Recorded data:
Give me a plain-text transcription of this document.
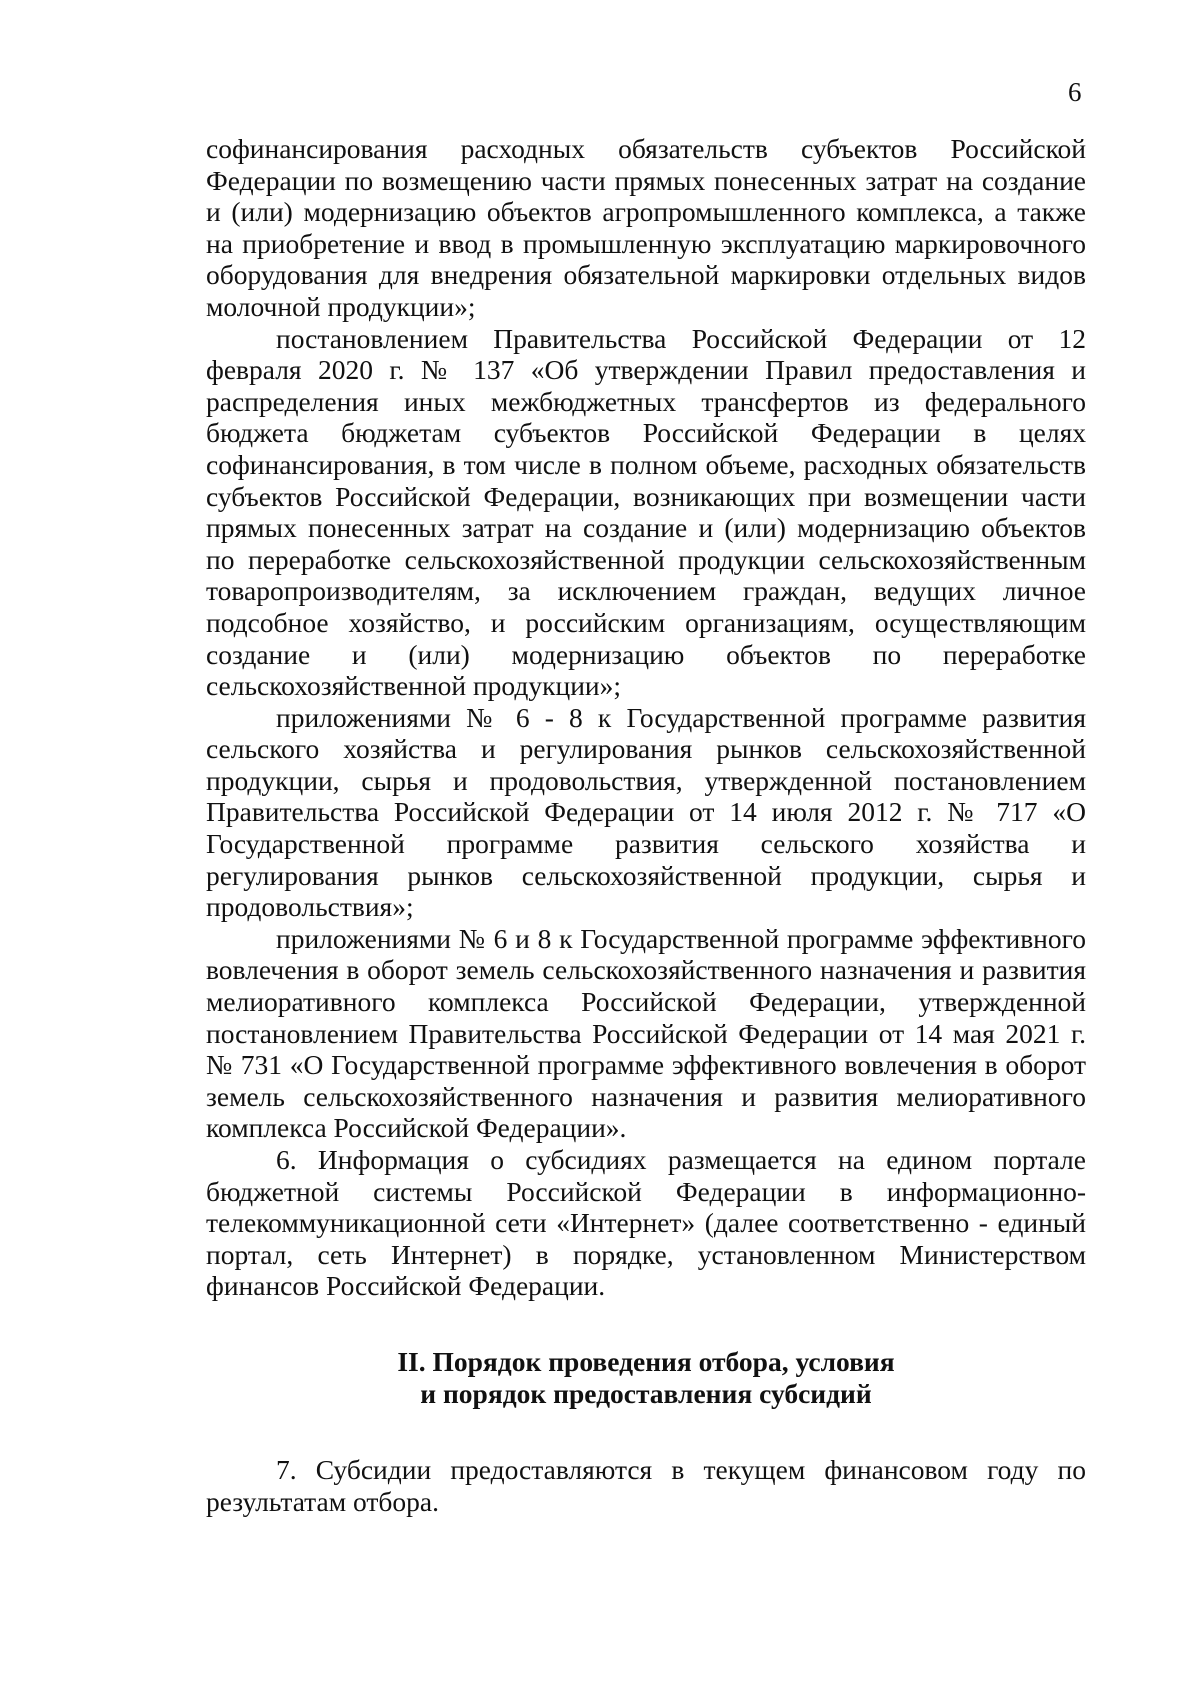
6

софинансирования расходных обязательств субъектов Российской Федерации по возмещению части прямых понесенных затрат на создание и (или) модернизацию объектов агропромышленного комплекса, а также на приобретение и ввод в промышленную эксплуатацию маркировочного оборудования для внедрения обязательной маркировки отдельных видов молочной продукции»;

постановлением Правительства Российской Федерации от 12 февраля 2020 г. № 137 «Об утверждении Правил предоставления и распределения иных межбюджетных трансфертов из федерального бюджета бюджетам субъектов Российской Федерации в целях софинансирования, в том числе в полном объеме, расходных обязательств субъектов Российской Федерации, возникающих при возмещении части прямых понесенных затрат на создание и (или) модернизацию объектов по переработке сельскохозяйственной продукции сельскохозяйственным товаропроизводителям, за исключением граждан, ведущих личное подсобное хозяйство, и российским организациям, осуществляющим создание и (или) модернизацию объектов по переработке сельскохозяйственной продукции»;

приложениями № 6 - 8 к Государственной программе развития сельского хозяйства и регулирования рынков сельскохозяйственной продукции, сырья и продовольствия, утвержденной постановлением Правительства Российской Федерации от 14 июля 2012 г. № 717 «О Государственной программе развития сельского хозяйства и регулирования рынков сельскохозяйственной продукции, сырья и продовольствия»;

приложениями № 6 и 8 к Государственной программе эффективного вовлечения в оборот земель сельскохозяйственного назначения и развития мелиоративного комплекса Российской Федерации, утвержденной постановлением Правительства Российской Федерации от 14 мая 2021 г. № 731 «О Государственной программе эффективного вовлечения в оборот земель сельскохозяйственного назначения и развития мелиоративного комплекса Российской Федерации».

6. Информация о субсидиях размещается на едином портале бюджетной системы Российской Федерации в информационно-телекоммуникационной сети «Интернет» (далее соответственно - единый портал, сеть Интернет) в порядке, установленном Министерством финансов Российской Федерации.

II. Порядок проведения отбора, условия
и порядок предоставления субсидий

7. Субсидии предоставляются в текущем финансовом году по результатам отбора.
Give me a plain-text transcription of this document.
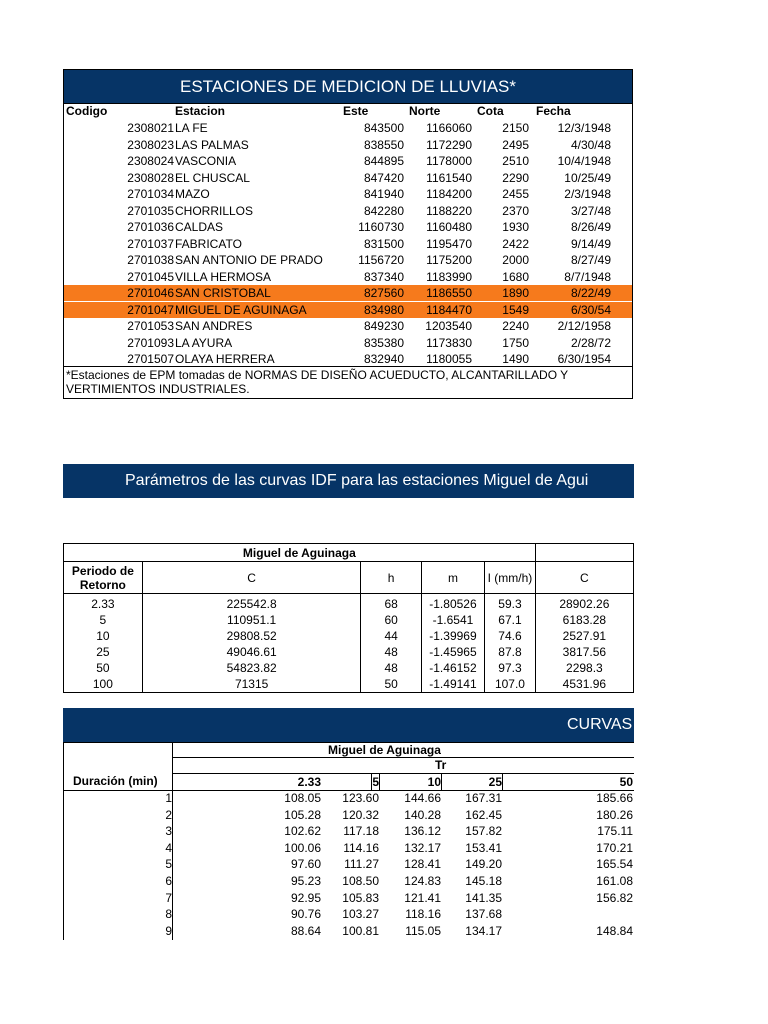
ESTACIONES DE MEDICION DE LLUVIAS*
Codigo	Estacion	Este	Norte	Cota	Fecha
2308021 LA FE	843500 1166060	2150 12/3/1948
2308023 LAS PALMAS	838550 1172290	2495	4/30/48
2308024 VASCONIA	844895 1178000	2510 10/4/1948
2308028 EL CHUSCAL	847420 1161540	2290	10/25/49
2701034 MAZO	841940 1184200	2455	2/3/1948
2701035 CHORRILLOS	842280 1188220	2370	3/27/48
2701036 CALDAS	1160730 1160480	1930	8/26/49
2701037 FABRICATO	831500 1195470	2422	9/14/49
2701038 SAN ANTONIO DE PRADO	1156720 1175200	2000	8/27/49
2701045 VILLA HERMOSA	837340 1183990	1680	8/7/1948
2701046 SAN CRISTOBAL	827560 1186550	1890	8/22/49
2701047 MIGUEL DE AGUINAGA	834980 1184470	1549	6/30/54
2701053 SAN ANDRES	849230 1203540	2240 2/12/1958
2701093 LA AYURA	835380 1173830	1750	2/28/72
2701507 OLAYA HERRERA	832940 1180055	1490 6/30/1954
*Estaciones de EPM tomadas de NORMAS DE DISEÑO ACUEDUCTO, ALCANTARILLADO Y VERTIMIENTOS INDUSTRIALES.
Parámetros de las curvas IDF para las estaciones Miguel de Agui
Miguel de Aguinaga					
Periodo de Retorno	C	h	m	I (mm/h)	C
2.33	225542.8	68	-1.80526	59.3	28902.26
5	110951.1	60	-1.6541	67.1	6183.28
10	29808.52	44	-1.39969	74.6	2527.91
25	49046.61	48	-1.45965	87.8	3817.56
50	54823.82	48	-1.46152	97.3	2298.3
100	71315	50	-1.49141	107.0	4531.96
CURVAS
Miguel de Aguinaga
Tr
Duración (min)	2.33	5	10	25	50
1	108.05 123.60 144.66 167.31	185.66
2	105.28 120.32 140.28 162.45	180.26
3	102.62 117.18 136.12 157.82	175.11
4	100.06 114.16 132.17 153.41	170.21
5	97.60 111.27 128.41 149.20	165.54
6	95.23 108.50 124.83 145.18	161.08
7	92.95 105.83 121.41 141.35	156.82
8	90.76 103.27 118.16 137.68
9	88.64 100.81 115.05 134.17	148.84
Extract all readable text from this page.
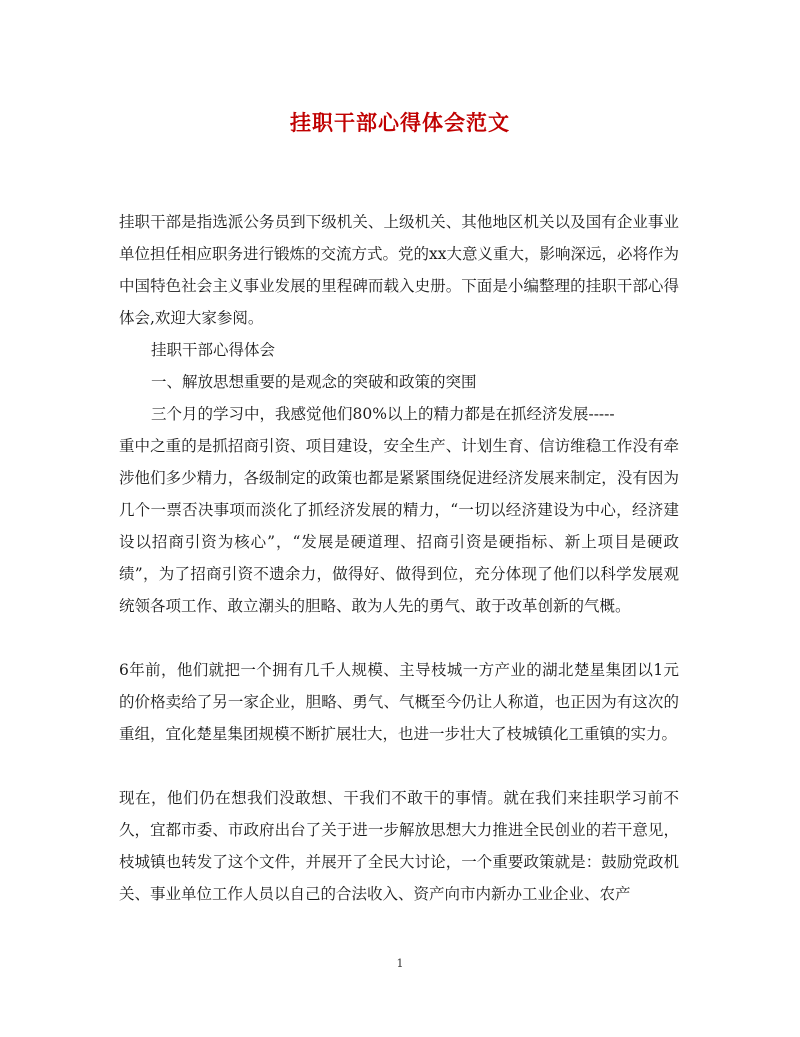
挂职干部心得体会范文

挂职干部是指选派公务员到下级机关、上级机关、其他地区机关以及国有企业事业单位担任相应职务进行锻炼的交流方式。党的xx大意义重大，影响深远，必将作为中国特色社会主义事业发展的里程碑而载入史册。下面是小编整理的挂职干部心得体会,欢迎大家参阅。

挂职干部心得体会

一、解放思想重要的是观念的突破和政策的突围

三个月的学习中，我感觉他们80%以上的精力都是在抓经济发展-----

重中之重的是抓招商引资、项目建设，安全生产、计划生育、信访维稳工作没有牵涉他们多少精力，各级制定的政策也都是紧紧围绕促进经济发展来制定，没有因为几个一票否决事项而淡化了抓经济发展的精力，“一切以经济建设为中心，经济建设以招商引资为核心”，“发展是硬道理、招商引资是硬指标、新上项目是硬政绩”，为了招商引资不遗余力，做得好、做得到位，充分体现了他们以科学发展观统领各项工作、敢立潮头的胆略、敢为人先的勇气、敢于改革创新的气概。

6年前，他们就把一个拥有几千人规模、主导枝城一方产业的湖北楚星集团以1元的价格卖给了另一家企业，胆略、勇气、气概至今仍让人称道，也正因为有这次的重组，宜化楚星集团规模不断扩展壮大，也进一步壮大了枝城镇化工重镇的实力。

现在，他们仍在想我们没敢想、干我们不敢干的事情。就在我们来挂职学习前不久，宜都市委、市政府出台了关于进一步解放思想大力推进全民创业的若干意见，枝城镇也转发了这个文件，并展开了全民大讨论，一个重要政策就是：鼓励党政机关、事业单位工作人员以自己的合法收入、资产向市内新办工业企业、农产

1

## [Problem]
The records above are to be restated exactly, without their pictures.

## [Final result]
Give me a plain-text transcription of this document.
6

софинансирования расходных обязательств субъектов Российской Федерации по возмещению части прямых понесенных затрат на создание и (или) модернизацию объектов агропромышленного комплекса, а также на приобретение и ввод в промышленную эксплуатацию маркировочного оборудования для внедрения обязательной маркировки отдельных видов молочной продукции»;

постановлением Правительства Российской Федерации от 12 февраля 2020 г. № 137 «Об утверждении Правил предоставления и распределения иных межбюджетных трансфертов из федерального бюджета бюджетам субъектов Российской Федерации в целях софинансирования, в том числе в полном объеме, расходных обязательств субъектов Российской Федерации, возникающих при возмещении части прямых понесенных затрат на создание и (или) модернизацию объектов по переработке сельскохозяйственной продукции сельскохозяйственным товаропроизводителям, за исключением граждан, ведущих личное подсобное хозяйство, и российским организациям, осуществляющим создание и (или) модернизацию объектов по переработке сельскохозяйственной продукции»;

приложениями № 6 - 8 к Государственной программе развития сельского хозяйства и регулирования рынков сельскохозяйственной продукции, сырья и продовольствия, утвержденной постановлением Правительства Российской Федерации от 14 июля 2012 г. № 717 «О Государственной программе развития сельского хозяйства и регулирования рынков сельскохозяйственной продукции, сырья и продовольствия»;

приложениями № 6 и 8 к Государственной программе эффективного вовлечения в оборот земель сельскохозяйственного назначения и развития мелиоративного комплекса Российской Федерации, утвержденной постановлением Правительства Российской Федерации от 14 мая 2021 г. № 731 «О Государственной программе эффективного вовлечения в оборот земель сельскохозяйственного назначения и развития мелиоративного комплекса Российской Федерации».

6. Информация о субсидиях размещается на едином портале бюджетной системы Российской Федерации в информационно-телекоммуникационной сети «Интернет» (далее соответственно - единый портал, сеть Интернет) в порядке, установленном Министерством финансов Российской Федерации.

II. Порядок проведения отбора, условия
и порядок предоставления субсидий

7. Субсидии предоставляются в текущем финансовом году по результатам отбора.
Give me a plain-text transcription of this document.
ESTACIONES DE MEDICION DE LLUVIAS*
Codigo	Estacion	Este	Norte	Cota	Fecha
2308021 LA FE	843500 1166060	2150 12/3/1948
2308023 LAS PALMAS	838550 1172290	2495	4/30/48
2308024 VASCONIA	844895 1178000	2510 10/4/1948
2308028 EL CHUSCAL	847420 1161540	2290	10/25/49
2701034 MAZO	841940 1184200	2455	2/3/1948
2701035 CHORRILLOS	842280 1188220	2370	3/27/48
2701036 CALDAS	1160730 1160480	1930	8/26/49
2701037 FABRICATO	831500 1195470	2422	9/14/49
2701038 SAN ANTONIO DE PRADO	1156720 1175200	2000	8/27/49
2701045 VILLA HERMOSA	837340 1183990	1680	8/7/1948
2701046 SAN CRISTOBAL	827560 1186550	1890	8/22/49
2701047 MIGUEL DE AGUINAGA	834980 1184470	1549	6/30/54
2701053 SAN ANDRES	849230 1203540	2240 2/12/1958
2701093 LA AYURA	835380 1173830	1750	2/28/72
2701507 OLAYA HERRERA	832940 1180055	1490 6/30/1954
*Estaciones de EPM tomadas de NORMAS DE DISEÑO ACUEDUCTO, ALCANTARILLADO Y VERTIMIENTOS INDUSTRIALES.
Parámetros de las curvas IDF para las estaciones Miguel de Agui
Miguel de Aguinaga					
Periodo de Retorno	C	h	m	I (mm/h)	C
2.33	225542.8	68	-1.80526	59.3	28902.26
5	110951.1	60	-1.6541	67.1	6183.28
10	29808.52	44	-1.39969	74.6	2527.91
25	49046.61	48	-1.45965	87.8	3817.56
50	54823.82	48	-1.46152	97.3	2298.3
100	71315	50	-1.49141	107.0	4531.96
CURVAS
Miguel de Aguinaga
Tr
Duración (min)	2.33	5	10	25	50
1	108.05 123.60 144.66 167.31	185.66
2	105.28 120.32 140.28 162.45	180.26
3	102.62 117.18 136.12 157.82	175.11
4	100.06 114.16 132.17 153.41	170.21
5	97.60 111.27 128.41 149.20	165.54
6	95.23 108.50 124.83 145.18	161.08
7	92.95 105.83 121.41 141.35	156.82
8	90.76 103.27 118.16 137.68
9	88.64 100.81 115.05 134.17	148.84
Extract all readable text from this page.
挂职干部心得体会范文

挂职干部是指选派公务员到下级机关、上级机关、其他地区机关以及国有企业事业单位担任相应职务进行锻炼的交流方式。党的xx大意义重大，影响深远，必将作为中国特色社会主义事业发展的里程碑而载入史册。下面是小编整理的挂职干部心得体会,欢迎大家参阅。

挂职干部心得体会

一、解放思想重要的是观念的突破和政策的突围

三个月的学习中，我感觉他们80%以上的精力都是在抓经济发展-----

重中之重的是抓招商引资、项目建设，安全生产、计划生育、信访维稳工作没有牵涉他们多少精力，各级制定的政策也都是紧紧围绕促进经济发展来制定，没有因为几个一票否决事项而淡化了抓经济发展的精力，“一切以经济建设为中心，经济建设以招商引资为核心”，“发展是硬道理、招商引资是硬指标、新上项目是硬政绩”，为了招商引资不遗余力，做得好、做得到位，充分体现了他们以科学发展观统领各项工作、敢立潮头的胆略、敢为人先的勇气、敢于改革创新的气概。

6年前，他们就把一个拥有几千人规模、主导枝城一方产业的湖北楚星集团以1元的价格卖给了另一家企业，胆略、勇气、气概至今仍让人称道，也正因为有这次的重组，宜化楚星集团规模不断扩展壮大，也进一步壮大了枝城镇化工重镇的实力。

现在，他们仍在想我们没敢想、干我们不敢干的事情。就在我们来挂职学习前不久，宜都市委、市政府出台了关于进一步解放思想大力推进全民创业的若干意见，枝城镇也转发了这个文件，并展开了全民大讨论，一个重要政策就是：鼓励党政机关、事业单位工作人员以自己的合法收入、资产向市内新办工业企业、农产

1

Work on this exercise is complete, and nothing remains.